Given instruction:
Search the data for the word "Selling" and copy every line that contains it.

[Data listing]
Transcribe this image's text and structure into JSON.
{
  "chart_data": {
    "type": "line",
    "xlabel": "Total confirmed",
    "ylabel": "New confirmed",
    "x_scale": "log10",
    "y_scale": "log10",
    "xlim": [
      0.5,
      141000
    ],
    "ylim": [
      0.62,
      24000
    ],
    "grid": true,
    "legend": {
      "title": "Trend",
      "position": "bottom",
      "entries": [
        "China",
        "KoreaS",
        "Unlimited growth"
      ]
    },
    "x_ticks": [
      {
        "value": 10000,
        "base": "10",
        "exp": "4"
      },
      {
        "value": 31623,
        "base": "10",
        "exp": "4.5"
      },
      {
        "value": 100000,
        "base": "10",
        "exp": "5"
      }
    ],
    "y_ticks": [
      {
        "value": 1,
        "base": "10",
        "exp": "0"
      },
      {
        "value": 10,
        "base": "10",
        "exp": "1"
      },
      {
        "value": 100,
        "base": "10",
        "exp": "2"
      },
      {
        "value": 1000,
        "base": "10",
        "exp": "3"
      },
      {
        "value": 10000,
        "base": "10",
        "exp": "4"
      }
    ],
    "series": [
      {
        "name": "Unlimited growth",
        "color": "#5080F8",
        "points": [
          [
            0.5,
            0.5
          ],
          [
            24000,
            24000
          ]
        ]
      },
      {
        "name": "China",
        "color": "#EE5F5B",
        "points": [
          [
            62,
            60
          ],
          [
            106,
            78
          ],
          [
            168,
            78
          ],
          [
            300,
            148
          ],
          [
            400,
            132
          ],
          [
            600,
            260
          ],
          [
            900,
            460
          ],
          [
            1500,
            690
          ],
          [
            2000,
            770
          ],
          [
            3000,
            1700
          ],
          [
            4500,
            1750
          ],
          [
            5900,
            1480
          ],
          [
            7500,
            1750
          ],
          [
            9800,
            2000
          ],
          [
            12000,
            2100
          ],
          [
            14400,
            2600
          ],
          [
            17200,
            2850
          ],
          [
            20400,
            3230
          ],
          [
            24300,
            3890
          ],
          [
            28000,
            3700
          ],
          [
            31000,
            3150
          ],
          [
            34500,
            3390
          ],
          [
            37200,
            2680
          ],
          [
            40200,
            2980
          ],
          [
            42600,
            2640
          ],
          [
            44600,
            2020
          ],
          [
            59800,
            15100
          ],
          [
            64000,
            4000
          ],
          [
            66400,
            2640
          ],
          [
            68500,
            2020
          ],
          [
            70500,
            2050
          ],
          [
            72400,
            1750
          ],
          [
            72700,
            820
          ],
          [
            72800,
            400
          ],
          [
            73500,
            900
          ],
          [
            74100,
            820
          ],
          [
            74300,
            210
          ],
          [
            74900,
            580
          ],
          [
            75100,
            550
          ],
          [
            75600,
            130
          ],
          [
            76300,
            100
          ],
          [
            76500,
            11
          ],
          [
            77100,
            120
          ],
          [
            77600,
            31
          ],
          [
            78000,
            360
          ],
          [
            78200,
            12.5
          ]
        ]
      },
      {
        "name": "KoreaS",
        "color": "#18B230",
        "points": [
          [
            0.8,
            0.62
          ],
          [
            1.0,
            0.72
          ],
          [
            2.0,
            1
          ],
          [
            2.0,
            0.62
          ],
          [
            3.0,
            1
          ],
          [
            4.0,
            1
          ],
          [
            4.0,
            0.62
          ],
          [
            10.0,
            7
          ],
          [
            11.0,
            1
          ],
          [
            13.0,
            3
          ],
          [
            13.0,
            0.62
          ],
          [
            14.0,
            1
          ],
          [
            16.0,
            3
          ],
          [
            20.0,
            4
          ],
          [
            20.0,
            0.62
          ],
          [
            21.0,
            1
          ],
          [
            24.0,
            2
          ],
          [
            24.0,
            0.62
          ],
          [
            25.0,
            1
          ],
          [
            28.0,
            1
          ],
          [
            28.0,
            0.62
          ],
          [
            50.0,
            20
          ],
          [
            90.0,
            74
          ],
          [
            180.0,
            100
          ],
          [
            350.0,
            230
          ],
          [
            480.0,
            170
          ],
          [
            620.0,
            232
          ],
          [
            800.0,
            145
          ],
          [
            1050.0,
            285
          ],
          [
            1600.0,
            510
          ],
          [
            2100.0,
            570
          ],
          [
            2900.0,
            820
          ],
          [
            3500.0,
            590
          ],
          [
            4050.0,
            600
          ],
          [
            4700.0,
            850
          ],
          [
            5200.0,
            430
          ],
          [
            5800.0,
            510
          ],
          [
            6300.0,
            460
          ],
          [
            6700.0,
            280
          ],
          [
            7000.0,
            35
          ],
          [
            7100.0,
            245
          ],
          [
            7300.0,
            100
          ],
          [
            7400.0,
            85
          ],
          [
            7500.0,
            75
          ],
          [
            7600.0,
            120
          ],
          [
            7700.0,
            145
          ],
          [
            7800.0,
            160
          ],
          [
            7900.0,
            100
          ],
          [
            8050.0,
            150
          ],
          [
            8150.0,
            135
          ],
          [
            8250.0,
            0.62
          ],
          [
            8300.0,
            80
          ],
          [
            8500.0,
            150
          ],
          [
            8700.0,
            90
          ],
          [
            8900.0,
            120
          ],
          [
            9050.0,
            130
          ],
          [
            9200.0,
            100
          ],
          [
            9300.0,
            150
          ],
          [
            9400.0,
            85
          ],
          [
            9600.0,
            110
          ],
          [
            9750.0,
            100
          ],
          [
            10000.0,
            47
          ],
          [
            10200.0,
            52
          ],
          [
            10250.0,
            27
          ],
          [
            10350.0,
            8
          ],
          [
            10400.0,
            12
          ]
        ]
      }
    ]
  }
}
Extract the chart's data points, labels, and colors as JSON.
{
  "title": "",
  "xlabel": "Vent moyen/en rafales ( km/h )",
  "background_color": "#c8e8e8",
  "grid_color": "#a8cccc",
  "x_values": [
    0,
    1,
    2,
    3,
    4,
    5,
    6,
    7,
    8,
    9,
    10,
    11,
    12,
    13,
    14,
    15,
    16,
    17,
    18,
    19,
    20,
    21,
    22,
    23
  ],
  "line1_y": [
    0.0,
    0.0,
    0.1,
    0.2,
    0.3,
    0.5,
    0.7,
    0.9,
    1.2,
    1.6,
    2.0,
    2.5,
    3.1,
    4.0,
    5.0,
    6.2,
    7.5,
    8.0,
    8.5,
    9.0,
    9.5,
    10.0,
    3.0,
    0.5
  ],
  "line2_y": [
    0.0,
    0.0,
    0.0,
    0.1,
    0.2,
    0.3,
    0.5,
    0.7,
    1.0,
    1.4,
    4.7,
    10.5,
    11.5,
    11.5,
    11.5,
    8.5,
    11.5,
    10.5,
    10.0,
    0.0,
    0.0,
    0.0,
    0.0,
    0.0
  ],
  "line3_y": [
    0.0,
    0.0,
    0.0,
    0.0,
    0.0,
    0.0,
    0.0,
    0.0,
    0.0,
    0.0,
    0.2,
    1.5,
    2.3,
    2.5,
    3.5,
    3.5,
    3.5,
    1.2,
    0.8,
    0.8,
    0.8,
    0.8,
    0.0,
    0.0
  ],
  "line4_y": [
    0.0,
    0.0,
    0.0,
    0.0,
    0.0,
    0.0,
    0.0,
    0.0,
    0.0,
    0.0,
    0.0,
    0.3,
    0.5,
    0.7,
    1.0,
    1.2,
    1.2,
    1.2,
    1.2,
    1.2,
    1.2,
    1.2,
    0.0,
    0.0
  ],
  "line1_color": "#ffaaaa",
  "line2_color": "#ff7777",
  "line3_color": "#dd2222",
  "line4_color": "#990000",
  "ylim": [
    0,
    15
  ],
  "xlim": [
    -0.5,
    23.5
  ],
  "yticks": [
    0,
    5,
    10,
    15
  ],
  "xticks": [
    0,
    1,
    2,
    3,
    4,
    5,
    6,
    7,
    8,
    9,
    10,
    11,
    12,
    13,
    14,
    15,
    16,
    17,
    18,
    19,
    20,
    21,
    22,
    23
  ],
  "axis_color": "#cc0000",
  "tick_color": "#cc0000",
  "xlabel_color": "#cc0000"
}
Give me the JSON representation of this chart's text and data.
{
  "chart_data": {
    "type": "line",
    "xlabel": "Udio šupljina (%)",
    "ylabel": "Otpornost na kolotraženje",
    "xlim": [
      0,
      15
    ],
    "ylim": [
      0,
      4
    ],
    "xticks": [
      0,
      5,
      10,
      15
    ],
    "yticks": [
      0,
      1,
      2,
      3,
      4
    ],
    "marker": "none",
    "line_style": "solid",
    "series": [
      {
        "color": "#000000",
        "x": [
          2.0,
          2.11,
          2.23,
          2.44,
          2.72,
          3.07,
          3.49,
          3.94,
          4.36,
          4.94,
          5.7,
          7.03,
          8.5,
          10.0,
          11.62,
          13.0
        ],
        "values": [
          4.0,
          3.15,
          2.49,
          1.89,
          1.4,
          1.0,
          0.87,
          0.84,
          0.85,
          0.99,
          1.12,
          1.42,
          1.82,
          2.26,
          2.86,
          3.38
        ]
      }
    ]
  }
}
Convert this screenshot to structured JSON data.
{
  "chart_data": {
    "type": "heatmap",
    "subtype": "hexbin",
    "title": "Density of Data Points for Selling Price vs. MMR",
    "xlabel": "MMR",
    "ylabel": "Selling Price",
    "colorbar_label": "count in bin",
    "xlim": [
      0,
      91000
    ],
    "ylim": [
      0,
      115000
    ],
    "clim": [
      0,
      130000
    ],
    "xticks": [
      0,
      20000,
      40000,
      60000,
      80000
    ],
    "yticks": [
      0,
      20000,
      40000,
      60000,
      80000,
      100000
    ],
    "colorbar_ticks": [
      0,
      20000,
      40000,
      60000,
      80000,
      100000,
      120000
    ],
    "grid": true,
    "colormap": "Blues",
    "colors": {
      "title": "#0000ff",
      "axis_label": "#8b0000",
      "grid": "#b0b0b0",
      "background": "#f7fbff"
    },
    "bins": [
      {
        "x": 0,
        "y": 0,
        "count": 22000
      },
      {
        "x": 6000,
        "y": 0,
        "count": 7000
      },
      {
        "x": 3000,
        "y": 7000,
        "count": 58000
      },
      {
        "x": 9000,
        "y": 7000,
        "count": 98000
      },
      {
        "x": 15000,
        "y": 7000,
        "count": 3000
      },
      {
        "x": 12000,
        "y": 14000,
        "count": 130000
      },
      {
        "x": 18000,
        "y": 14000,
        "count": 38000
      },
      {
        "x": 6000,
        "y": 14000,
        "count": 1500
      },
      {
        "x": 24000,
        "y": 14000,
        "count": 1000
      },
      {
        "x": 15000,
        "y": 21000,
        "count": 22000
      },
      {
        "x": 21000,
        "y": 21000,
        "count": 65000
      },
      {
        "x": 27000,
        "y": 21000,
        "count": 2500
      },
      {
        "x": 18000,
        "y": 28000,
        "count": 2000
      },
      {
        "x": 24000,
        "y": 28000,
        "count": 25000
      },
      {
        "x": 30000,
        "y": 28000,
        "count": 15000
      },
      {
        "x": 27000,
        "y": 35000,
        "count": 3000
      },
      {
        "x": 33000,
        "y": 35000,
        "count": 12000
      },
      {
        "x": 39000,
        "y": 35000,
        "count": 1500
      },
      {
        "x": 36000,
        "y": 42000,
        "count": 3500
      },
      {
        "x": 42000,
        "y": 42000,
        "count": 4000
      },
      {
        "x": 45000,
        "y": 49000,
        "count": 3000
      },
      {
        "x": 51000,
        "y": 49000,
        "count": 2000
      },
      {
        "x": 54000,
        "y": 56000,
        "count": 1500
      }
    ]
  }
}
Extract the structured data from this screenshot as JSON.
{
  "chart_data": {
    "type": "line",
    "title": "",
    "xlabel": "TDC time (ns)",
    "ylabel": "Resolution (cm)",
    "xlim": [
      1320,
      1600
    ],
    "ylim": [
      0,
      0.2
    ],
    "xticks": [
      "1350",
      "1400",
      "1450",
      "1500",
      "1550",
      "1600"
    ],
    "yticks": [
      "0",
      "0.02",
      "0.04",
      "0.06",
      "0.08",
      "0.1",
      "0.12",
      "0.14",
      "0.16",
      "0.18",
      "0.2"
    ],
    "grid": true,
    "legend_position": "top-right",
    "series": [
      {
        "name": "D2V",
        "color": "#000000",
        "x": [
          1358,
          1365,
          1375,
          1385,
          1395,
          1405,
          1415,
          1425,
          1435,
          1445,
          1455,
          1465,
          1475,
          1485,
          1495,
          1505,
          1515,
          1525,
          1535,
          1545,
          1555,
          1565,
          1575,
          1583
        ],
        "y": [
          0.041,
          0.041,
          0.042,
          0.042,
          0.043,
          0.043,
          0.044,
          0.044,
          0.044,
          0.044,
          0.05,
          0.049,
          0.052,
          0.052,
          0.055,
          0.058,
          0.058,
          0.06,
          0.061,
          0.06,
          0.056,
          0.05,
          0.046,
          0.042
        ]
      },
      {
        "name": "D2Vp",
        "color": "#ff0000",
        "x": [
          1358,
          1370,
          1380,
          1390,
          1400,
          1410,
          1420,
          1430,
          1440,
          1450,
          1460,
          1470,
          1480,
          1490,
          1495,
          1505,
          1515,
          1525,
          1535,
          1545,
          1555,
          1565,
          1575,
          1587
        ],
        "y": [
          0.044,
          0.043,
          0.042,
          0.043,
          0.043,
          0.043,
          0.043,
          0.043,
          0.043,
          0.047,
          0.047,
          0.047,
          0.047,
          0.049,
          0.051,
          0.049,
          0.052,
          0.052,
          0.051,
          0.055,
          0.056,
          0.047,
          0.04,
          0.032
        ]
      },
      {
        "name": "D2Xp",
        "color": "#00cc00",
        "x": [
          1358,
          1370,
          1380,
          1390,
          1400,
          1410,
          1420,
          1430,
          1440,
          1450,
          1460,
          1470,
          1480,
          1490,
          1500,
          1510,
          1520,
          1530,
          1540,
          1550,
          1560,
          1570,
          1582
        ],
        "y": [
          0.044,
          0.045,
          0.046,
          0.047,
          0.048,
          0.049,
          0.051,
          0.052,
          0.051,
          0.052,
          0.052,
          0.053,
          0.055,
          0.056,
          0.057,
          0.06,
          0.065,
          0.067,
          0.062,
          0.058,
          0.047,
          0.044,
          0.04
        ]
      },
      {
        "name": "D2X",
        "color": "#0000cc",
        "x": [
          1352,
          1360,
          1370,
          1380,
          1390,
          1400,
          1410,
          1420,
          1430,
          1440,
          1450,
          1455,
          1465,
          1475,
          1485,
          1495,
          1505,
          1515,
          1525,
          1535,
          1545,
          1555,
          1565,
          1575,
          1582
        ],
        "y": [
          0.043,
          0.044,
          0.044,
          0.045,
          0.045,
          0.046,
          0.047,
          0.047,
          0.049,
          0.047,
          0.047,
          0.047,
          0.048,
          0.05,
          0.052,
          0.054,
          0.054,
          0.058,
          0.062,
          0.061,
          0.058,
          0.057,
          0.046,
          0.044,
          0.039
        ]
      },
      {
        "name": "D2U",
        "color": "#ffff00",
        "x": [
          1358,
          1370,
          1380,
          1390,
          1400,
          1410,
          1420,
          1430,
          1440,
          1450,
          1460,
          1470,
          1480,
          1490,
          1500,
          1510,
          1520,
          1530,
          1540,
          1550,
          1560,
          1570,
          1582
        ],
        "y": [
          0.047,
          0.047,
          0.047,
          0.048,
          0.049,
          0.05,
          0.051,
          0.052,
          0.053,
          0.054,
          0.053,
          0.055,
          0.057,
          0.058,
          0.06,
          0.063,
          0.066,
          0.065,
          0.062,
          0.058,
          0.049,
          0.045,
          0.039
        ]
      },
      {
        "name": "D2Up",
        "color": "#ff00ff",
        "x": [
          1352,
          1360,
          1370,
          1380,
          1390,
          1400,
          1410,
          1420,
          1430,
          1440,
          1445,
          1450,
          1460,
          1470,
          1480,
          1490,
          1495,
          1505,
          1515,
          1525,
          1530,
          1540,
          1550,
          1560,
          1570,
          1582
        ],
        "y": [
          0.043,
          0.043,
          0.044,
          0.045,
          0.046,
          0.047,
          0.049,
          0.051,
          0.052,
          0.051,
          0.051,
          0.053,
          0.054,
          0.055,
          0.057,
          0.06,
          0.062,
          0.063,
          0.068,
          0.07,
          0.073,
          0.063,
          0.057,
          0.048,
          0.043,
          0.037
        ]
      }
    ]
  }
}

Exercise result:
    "title": "Density of Data Points for Selling Price vs. MMR",
    "ylabel": "Selling Price",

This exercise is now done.